(Dataset records on visual material)
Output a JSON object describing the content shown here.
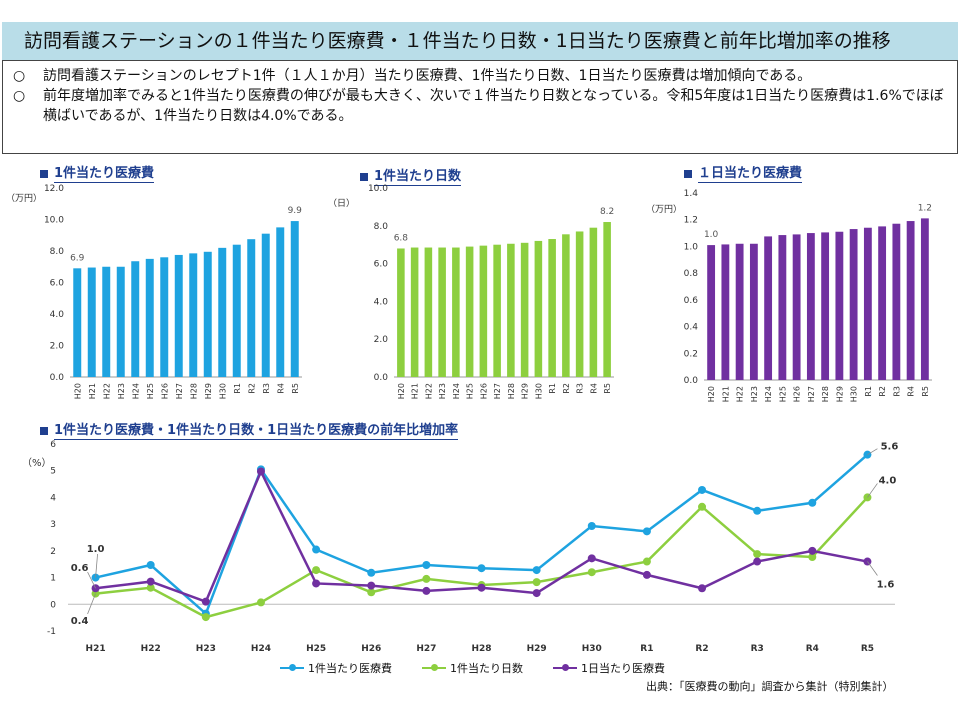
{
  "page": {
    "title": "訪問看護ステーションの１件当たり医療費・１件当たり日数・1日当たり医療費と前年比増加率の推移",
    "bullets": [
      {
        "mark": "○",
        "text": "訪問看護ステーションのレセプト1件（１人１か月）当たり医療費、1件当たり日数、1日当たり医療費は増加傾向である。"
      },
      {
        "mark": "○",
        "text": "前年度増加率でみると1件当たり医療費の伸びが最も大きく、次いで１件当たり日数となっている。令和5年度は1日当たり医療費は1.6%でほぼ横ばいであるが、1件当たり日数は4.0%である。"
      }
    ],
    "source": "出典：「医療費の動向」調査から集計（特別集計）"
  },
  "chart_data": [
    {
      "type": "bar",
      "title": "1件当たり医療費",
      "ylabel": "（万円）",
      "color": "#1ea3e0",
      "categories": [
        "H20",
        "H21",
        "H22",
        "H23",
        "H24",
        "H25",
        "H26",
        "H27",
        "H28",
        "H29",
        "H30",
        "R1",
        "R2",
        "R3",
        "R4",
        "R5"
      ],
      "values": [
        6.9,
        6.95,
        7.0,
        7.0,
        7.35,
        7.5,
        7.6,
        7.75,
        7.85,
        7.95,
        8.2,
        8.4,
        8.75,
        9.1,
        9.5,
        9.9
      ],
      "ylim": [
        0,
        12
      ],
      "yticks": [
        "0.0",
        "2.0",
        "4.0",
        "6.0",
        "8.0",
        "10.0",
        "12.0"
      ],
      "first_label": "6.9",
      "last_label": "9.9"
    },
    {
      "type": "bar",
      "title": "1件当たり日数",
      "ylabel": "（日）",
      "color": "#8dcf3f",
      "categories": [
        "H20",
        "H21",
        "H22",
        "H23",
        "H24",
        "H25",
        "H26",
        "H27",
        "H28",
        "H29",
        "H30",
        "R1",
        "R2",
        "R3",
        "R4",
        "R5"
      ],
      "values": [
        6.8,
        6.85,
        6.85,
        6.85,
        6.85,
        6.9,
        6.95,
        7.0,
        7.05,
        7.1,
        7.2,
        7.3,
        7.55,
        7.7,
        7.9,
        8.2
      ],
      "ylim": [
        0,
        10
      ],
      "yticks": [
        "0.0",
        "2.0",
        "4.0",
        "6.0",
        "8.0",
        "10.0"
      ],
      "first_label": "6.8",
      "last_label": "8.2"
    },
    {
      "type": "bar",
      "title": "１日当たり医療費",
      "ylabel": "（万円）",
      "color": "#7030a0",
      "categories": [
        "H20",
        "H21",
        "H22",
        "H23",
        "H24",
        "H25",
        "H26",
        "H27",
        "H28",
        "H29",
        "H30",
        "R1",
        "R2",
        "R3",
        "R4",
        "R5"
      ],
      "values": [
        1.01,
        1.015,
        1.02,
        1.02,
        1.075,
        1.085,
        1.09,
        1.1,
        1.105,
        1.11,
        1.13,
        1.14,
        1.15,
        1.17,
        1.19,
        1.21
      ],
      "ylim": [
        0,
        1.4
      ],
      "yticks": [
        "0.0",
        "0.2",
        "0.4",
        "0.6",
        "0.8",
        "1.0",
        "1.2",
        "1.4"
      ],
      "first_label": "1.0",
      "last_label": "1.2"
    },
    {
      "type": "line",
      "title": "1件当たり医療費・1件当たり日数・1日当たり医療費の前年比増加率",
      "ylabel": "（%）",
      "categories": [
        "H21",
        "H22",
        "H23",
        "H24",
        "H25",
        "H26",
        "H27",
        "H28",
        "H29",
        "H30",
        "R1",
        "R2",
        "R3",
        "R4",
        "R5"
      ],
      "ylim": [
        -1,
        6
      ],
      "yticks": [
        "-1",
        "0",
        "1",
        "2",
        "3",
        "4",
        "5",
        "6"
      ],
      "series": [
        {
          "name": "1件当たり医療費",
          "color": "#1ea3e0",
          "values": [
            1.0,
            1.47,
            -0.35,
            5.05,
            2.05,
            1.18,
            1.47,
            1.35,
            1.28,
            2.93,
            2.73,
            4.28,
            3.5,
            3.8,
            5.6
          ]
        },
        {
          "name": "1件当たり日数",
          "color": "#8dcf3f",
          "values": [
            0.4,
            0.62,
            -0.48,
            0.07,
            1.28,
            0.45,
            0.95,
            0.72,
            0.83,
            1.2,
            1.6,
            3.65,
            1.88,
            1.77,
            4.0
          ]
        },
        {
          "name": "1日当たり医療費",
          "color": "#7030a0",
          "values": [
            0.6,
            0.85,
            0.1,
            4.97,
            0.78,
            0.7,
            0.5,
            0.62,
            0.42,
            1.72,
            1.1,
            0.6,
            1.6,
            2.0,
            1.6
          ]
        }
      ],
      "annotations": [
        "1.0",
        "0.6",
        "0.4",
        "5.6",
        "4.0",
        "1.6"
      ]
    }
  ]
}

Required work: Pictures are to be left out; repeat all the remaining data exactly.

Exercise solution:
Output a JSON object describing the content shown here.
{
  "page": {
    "title": "訪問看護ステーションの１件当たり医療費・１件当たり日数・1日当たり医療費と前年比増加率の推移",
    "bullets": [
      {
        "mark": "○",
        "text": "訪問看護ステーションのレセプト1件（１人１か月）当たり医療費、1件当たり日数、1日当たり医療費は増加傾向である。"
      },
      {
        "mark": "○",
        "text": "前年度増加率でみると1件当たり医療費の伸びが最も大きく、次いで１件当たり日数となっている。令和5年度は1日当たり医療費は1.6%でほぼ横ばいであるが、1件当たり日数は4.0%である。"
      }
    ],
    "source": "出典：「医療費の動向」調査から集計（特別集計）"
  },
  "chart_data": [
    {
      "type": "bar",
      "title": "1件当たり医療費",
      "ylabel": "（万円）",
      "color": "#1ea3e0",
      "categories": [
        "H20",
        "H21",
        "H22",
        "H23",
        "H24",
        "H25",
        "H26",
        "H27",
        "H28",
        "H29",
        "H30",
        "R1",
        "R2",
        "R3",
        "R4",
        "R5"
      ],
      "values": [
        6.9,
        6.95,
        7.0,
        7.0,
        7.35,
        7.5,
        7.6,
        7.75,
        7.85,
        7.95,
        8.2,
        8.4,
        8.75,
        9.1,
        9.5,
        9.9
      ],
      "ylim": [
        0,
        12
      ],
      "yticks": [
        "0.0",
        "2.0",
        "4.0",
        "6.0",
        "8.0",
        "10.0",
        "12.0"
      ],
      "first_label": "6.9",
      "last_label": "9.9"
    },
    {
      "type": "bar",
      "title": "1件当たり日数",
      "ylabel": "（日）",
      "color": "#8dcf3f",
      "categories": [
        "H20",
        "H21",
        "H22",
        "H23",
        "H24",
        "H25",
        "H26",
        "H27",
        "H28",
        "H29",
        "H30",
        "R1",
        "R2",
        "R3",
        "R4",
        "R5"
      ],
      "values": [
        6.8,
        6.85,
        6.85,
        6.85,
        6.85,
        6.9,
        6.95,
        7.0,
        7.05,
        7.1,
        7.2,
        7.3,
        7.55,
        7.7,
        7.9,
        8.2
      ],
      "ylim": [
        0,
        10
      ],
      "yticks": [
        "0.0",
        "2.0",
        "4.0",
        "6.0",
        "8.0",
        "10.0"
      ],
      "first_label": "6.8",
      "last_label": "8.2"
    },
    {
      "type": "bar",
      "title": "１日当たり医療費",
      "ylabel": "（万円）",
      "color": "#7030a0",
      "categories": [
        "H20",
        "H21",
        "H22",
        "H23",
        "H24",
        "H25",
        "H26",
        "H27",
        "H28",
        "H29",
        "H30",
        "R1",
        "R2",
        "R3",
        "R4",
        "R5"
      ],
      "values": [
        1.01,
        1.015,
        1.02,
        1.02,
        1.075,
        1.085,
        1.09,
        1.1,
        1.105,
        1.11,
        1.13,
        1.14,
        1.15,
        1.17,
        1.19,
        1.21
      ],
      "ylim": [
        0,
        1.4
      ],
      "yticks": [
        "0.0",
        "0.2",
        "0.4",
        "0.6",
        "0.8",
        "1.0",
        "1.2",
        "1.4"
      ],
      "first_label": "1.0",
      "last_label": "1.2"
    },
    {
      "type": "line",
      "title": "1件当たり医療費・1件当たり日数・1日当たり医療費の前年比増加率",
      "ylabel": "（%）",
      "categories": [
        "H21",
        "H22",
        "H23",
        "H24",
        "H25",
        "H26",
        "H27",
        "H28",
        "H29",
        "H30",
        "R1",
        "R2",
        "R3",
        "R4",
        "R5"
      ],
      "ylim": [
        -1,
        6
      ],
      "yticks": [
        "-1",
        "0",
        "1",
        "2",
        "3",
        "4",
        "5",
        "6"
      ],
      "series": [
        {
          "name": "1件当たり医療費",
          "color": "#1ea3e0",
          "values": [
            1.0,
            1.47,
            -0.35,
            5.05,
            2.05,
            1.18,
            1.47,
            1.35,
            1.28,
            2.93,
            2.73,
            4.28,
            3.5,
            3.8,
            5.6
          ]
        },
        {
          "name": "1件当たり日数",
          "color": "#8dcf3f",
          "values": [
            0.4,
            0.62,
            -0.48,
            0.07,
            1.28,
            0.45,
            0.95,
            0.72,
            0.83,
            1.2,
            1.6,
            3.65,
            1.88,
            1.77,
            4.0
          ]
        },
        {
          "name": "1日当たり医療費",
          "color": "#7030a0",
          "values": [
            0.6,
            0.85,
            0.1,
            4.97,
            0.78,
            0.7,
            0.5,
            0.62,
            0.42,
            1.72,
            1.1,
            0.6,
            1.6,
            2.0,
            1.6
          ]
        }
      ],
      "annotations": [
        "1.0",
        "0.6",
        "0.4",
        "5.6",
        "4.0",
        "1.6"
      ]
    }
  ]
}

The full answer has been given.